**DO THIS**:
What do the lines from the one containing "Extract the structured" through the end of the entries say? Quote them exactly, and only them.

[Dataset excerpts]
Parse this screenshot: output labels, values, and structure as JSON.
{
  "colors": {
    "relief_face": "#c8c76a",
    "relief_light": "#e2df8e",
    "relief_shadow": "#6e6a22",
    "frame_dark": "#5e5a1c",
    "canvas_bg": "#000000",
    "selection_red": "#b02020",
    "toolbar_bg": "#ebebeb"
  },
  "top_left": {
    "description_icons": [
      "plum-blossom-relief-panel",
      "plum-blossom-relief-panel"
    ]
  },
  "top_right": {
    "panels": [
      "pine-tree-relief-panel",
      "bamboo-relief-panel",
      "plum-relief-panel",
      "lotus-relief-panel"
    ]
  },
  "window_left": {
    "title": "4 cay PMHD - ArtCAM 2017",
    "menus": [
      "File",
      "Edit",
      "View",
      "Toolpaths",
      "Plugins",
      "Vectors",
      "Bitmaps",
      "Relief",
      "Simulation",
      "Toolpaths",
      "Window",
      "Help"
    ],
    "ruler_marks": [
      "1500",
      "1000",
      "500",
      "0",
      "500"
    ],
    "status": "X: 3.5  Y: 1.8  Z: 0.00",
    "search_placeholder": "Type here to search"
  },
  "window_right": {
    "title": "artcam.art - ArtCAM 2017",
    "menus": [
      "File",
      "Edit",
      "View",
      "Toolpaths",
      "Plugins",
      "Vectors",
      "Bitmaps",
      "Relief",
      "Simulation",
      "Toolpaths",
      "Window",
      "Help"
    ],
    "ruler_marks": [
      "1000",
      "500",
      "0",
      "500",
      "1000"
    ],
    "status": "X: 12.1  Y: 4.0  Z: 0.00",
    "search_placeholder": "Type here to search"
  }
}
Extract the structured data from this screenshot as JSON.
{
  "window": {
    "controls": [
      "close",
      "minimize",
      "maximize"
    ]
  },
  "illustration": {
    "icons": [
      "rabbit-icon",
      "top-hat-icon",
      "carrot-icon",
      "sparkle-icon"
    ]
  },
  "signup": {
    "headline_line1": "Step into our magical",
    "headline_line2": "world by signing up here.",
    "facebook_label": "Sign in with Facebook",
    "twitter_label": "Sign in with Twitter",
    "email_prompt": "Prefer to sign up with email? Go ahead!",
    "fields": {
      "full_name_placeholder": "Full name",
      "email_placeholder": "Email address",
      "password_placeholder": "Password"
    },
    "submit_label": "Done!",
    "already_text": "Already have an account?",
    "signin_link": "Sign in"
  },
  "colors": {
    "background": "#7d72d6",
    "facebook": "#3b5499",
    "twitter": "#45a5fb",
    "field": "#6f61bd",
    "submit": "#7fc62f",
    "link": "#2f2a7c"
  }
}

**ANSWER FOR THE TASK**:
Extract the structured data from this screenshot as JSON.
{
  "window": {
    "controls": [
      "close",
      "minimize",
      "maximize"
    ]
  },
  "illustration": {
    "icons": [
      "rabbit-icon",
      "top-hat-icon",
      "carrot-icon",
      "sparkle-icon"
    ]
  },
  "signup": {
    "headline_line1": "Step into our magical",
    "headline_line2": "world by signing up here.",
    "facebook_label": "Sign in with Facebook",
    "twitter_label": "Sign in with Twitter",
    "email_prompt": "Prefer to sign up with email? Go ahead!",
    "fields": {
      "full_name_placeholder": "Full name",
      "email_placeholder": "Email address",
      "password_placeholder": "Password"
    },
    "submit_label": "Done!",
    "already_text": "Already have an account?",
    "signin_link": "Sign in"
  },
  "colors": {
    "background": "#7d72d6",
    "facebook": "#3b5499",
    "twitter": "#45a5fb",
    "field": "#6f61bd",
    "submit": "#7fc62f",
    "link": "#2f2a7c"
  }
}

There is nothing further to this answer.